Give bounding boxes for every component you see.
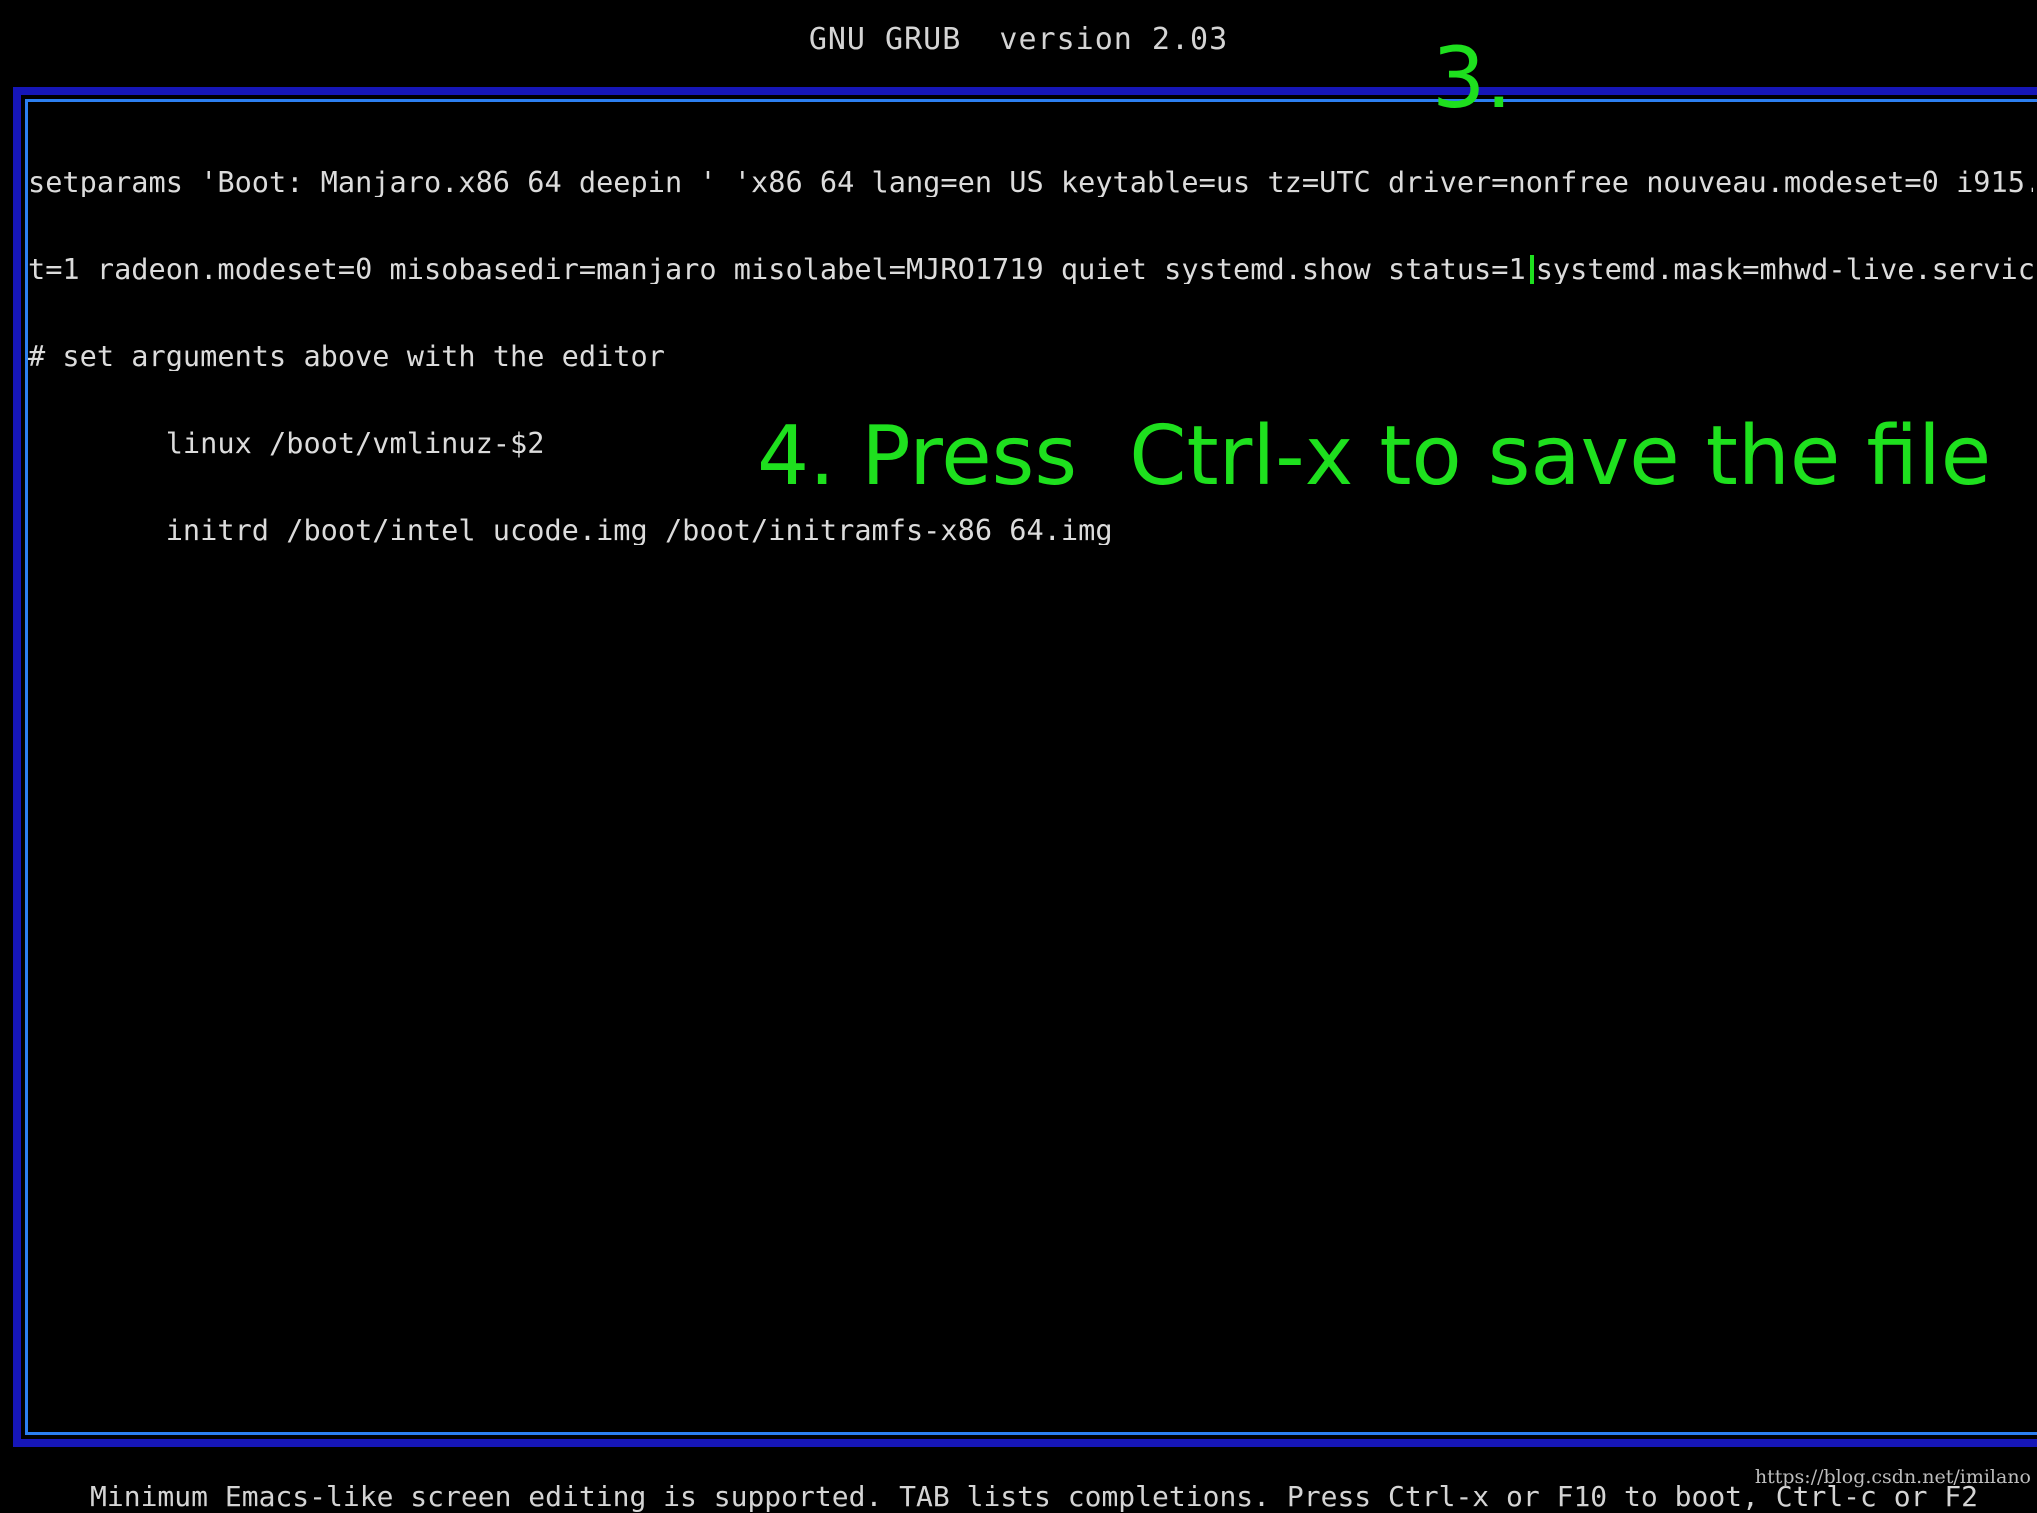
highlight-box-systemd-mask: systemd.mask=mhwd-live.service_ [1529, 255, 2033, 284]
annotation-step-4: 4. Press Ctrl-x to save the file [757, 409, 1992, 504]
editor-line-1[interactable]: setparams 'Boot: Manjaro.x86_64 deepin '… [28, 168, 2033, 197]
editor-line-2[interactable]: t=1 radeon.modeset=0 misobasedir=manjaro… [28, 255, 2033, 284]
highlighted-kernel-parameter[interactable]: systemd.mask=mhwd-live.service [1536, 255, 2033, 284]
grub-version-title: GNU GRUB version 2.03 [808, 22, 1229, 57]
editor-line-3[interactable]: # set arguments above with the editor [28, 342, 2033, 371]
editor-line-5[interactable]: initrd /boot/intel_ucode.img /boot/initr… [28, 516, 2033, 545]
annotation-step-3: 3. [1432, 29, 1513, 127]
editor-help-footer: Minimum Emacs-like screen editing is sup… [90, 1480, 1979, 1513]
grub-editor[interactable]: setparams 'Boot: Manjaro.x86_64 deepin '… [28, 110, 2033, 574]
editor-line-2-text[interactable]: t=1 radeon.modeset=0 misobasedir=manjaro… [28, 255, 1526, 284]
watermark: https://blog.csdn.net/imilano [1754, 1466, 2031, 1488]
_ _ _ _ _
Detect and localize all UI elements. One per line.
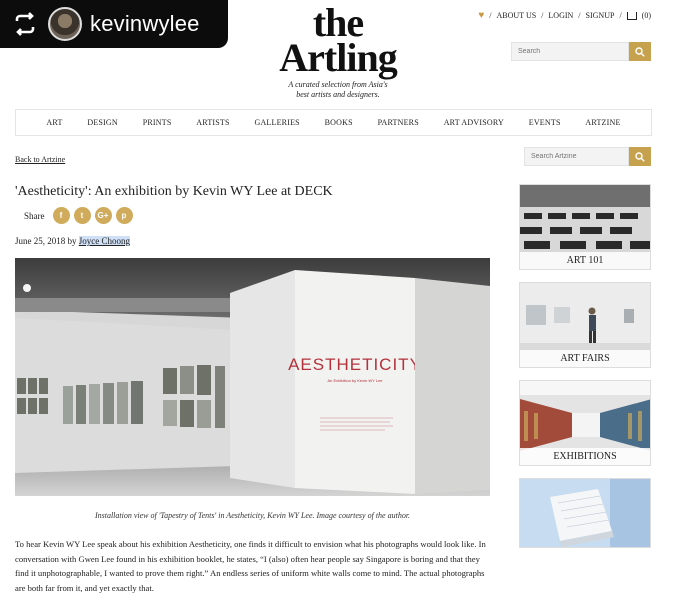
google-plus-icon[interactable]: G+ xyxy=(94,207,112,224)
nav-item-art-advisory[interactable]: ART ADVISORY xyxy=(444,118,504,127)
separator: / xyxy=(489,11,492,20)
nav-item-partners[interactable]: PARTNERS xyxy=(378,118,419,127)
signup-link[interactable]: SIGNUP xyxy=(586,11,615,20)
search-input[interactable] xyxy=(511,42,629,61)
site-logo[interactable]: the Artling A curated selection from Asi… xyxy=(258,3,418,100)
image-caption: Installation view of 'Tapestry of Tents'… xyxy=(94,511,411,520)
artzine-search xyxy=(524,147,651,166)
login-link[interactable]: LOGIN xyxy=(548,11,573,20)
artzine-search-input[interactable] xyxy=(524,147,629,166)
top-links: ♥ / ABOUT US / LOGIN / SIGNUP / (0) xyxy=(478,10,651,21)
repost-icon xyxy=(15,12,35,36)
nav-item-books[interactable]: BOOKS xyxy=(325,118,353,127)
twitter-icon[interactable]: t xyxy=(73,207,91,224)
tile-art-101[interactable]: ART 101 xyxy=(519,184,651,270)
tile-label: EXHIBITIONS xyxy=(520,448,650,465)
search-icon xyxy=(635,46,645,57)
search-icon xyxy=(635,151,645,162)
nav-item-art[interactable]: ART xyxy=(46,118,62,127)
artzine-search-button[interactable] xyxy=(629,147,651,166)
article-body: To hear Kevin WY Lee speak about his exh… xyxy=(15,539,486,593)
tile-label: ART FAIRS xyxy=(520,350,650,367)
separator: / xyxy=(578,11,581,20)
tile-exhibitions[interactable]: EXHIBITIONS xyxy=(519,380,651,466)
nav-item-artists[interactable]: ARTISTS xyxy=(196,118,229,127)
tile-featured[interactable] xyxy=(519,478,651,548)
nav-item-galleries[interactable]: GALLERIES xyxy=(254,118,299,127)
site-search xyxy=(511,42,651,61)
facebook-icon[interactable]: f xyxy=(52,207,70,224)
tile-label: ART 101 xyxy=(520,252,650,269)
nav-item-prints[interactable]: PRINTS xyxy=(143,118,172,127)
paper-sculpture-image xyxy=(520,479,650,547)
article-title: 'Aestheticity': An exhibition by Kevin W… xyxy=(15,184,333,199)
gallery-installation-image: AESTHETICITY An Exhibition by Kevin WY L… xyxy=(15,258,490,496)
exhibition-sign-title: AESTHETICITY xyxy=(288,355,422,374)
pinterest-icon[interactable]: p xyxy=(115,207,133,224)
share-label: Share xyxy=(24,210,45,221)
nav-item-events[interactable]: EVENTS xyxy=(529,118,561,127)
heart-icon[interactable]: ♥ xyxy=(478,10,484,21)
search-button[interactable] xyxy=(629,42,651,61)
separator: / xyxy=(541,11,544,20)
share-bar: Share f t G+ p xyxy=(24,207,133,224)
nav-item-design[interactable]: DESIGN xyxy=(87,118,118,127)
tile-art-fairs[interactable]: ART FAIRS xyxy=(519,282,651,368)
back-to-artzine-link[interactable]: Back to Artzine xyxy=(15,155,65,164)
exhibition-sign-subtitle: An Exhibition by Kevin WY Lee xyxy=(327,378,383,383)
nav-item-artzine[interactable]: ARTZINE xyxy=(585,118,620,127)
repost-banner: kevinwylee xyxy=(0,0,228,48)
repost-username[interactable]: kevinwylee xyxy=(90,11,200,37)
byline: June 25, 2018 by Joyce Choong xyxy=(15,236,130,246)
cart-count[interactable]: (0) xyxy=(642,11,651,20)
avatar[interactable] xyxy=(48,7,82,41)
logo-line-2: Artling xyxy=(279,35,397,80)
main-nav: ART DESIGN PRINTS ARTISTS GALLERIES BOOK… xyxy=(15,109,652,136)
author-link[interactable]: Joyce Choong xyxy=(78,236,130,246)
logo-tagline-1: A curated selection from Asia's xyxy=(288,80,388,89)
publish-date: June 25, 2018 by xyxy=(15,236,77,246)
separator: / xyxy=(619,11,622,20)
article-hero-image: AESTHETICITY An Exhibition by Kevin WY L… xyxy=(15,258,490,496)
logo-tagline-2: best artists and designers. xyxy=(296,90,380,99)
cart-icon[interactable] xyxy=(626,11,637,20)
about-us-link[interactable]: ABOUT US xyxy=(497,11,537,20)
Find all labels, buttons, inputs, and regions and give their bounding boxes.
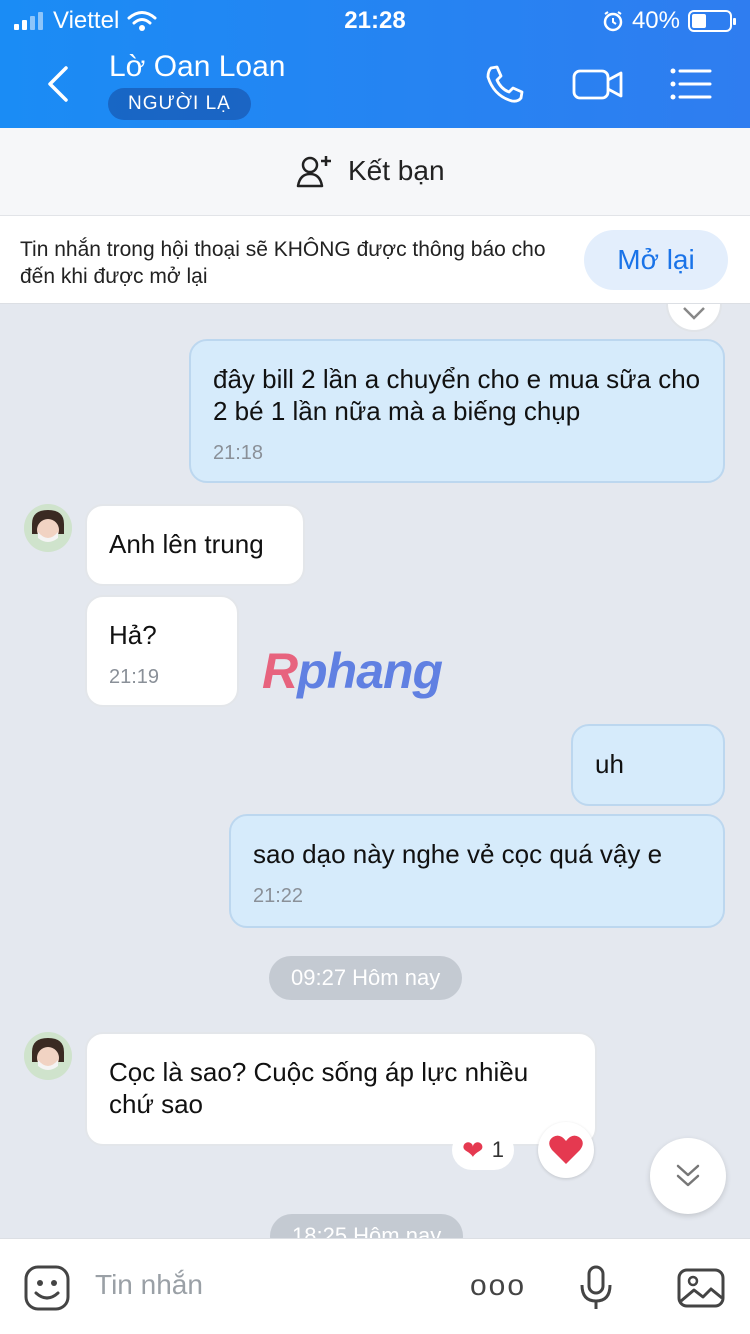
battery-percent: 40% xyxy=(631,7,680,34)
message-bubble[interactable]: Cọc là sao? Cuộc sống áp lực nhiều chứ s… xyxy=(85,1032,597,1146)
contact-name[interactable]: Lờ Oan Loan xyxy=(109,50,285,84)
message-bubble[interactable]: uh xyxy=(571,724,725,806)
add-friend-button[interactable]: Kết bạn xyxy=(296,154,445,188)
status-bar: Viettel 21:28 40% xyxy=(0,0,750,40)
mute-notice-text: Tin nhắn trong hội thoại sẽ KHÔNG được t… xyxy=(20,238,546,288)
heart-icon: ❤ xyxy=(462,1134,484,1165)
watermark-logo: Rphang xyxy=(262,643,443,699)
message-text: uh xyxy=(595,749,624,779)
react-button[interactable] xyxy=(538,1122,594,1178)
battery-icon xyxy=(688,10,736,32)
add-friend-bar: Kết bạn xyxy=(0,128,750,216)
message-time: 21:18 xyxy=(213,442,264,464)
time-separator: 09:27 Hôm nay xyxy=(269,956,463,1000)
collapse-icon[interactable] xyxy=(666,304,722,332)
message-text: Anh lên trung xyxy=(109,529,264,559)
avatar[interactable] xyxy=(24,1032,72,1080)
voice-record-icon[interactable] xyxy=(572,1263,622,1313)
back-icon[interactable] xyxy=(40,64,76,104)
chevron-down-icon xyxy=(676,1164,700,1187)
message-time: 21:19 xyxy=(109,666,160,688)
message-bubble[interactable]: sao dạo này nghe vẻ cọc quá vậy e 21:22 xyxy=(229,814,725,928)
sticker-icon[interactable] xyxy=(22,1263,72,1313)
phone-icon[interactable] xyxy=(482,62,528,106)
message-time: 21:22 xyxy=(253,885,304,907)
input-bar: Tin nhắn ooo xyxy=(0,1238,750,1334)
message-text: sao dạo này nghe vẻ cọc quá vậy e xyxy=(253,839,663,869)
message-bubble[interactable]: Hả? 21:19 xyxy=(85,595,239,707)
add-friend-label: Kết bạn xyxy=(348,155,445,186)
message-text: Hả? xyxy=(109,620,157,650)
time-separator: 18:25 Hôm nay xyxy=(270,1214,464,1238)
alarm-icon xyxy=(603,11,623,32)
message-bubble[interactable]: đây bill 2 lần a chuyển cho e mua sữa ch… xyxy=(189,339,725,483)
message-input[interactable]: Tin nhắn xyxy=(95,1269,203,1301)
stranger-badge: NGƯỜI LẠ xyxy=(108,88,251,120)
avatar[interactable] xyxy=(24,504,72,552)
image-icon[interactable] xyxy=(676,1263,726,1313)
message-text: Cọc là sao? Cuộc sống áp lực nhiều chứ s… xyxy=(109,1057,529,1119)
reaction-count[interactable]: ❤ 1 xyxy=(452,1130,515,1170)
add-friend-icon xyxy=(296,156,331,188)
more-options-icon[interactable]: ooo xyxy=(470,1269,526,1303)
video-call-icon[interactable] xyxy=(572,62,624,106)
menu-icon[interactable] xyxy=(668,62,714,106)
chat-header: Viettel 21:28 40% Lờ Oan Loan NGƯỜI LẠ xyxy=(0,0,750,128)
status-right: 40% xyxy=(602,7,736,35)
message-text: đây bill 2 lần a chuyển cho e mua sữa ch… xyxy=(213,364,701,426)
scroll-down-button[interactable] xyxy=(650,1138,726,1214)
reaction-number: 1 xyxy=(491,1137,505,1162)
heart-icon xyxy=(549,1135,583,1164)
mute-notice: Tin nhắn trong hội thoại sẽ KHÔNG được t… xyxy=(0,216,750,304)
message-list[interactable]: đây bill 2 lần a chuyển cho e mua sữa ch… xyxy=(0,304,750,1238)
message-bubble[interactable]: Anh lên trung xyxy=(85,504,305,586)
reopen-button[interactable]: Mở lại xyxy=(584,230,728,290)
_ _ _ _ _
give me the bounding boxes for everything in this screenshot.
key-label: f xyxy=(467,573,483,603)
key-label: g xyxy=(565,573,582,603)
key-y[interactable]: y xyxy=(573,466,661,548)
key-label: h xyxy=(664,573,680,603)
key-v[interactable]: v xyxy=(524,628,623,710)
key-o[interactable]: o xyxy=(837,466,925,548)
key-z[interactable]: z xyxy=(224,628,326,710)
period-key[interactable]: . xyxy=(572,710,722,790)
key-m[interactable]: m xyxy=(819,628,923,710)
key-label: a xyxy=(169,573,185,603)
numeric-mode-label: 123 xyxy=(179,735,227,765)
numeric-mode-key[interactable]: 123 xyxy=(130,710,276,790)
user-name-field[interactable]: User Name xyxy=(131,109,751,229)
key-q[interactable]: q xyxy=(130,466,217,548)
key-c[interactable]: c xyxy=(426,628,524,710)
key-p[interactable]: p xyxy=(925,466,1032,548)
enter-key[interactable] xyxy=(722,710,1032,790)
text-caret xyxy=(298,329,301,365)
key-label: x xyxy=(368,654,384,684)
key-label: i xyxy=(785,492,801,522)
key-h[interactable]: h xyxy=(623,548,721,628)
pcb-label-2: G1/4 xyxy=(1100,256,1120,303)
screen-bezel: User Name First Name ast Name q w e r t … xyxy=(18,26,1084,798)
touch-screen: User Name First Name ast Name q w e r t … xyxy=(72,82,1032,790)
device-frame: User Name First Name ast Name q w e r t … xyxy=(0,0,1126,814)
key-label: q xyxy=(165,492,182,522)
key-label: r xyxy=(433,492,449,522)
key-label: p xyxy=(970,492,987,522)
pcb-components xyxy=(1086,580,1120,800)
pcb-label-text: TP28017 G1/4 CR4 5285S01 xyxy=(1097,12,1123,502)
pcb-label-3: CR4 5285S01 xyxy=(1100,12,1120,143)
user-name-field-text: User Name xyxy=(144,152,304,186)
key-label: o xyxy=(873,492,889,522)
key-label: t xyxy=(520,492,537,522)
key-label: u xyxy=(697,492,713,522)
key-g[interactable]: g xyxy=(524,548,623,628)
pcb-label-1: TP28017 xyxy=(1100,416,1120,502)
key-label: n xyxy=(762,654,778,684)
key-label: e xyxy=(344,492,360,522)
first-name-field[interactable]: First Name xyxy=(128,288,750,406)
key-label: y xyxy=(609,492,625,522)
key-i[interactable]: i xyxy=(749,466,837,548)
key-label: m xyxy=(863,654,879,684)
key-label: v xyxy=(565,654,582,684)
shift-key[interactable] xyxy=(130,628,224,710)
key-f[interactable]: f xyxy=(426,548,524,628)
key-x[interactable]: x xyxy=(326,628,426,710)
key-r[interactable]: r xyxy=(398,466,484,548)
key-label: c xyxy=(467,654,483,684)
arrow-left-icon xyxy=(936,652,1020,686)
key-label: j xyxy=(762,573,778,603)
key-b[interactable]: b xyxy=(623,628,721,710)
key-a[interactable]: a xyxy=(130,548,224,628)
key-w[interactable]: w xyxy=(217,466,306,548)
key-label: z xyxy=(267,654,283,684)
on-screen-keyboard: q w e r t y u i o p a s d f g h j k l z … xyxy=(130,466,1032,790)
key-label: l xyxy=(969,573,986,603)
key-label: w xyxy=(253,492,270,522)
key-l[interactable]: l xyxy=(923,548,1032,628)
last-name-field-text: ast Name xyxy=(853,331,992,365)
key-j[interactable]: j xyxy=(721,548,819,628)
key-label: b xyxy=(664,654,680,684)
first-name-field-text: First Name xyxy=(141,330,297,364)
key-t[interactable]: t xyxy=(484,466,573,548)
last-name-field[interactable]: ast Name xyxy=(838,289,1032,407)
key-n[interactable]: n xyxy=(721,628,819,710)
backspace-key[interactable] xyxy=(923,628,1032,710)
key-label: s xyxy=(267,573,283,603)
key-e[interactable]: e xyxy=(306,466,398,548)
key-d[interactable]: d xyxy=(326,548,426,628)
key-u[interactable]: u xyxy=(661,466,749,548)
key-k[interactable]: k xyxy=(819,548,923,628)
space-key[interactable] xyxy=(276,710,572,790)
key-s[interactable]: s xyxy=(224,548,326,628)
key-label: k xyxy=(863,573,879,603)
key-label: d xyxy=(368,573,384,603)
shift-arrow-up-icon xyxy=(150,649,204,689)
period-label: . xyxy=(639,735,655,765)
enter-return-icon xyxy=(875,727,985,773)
_ _ _ _ _
WHAT TO WORK ON:
Quote the records verbatim, starting with the line that contains "battery-percent: 40% xyxy=(631,7,680,34)" and ending with the line that contains "time-separator: 18:25 Hôm", both included.

THE OUTPUT:
battery-percent: 40% xyxy=(631,7,680,34)
message-bubble[interactable]: Cọc là sao? Cuộc sống áp lực nhiều chứ s… xyxy=(85,1032,597,1146)
contact-name[interactable]: Lờ Oan Loan xyxy=(109,50,285,84)
message-bubble[interactable]: uh xyxy=(571,724,725,806)
add-friend-button[interactable]: Kết bạn xyxy=(296,154,445,188)
status-bar: Viettel 21:28 40% xyxy=(0,0,750,40)
mute-notice-text: Tin nhắn trong hội thoại sẽ KHÔNG được t… xyxy=(20,238,546,288)
heart-icon: ❤ xyxy=(462,1134,484,1165)
watermark-logo: Rphang xyxy=(262,643,443,699)
message-text: uh xyxy=(595,749,624,779)
react-button[interactable] xyxy=(538,1122,594,1178)
battery-icon xyxy=(688,10,736,32)
add-friend-bar: Kết bạn xyxy=(0,128,750,216)
message-time: 21:18 xyxy=(213,442,264,464)
time-separator: 09:27 Hôm nay xyxy=(269,956,463,1000)
collapse-icon[interactable] xyxy=(666,304,722,332)
message-text: Anh lên trung xyxy=(109,529,264,559)
avatar[interactable] xyxy=(24,1032,72,1080)
voice-record-icon[interactable] xyxy=(572,1263,622,1313)
back-icon[interactable] xyxy=(40,64,76,104)
chevron-down-icon xyxy=(676,1164,700,1187)
message-time: 21:19 xyxy=(109,666,160,688)
message-bubble[interactable]: sao dạo này nghe vẻ cọc quá vậy e 21:22 xyxy=(229,814,725,928)
sticker-icon[interactable] xyxy=(22,1263,72,1313)
phone-icon[interactable] xyxy=(482,62,528,106)
message-time: 21:22 xyxy=(253,885,304,907)
input-bar: Tin nhắn ooo xyxy=(0,1238,750,1334)
message-text: sao dạo này nghe vẻ cọc quá vậy e xyxy=(253,839,663,869)
message-bubble[interactable]: Hả? 21:19 xyxy=(85,595,239,707)
add-friend-label: Kết bạn xyxy=(348,155,445,186)
message-text: Hả? xyxy=(109,620,157,650)
time-separator: 18:25 Hôm nay xyxy=(270,1214,464,1238)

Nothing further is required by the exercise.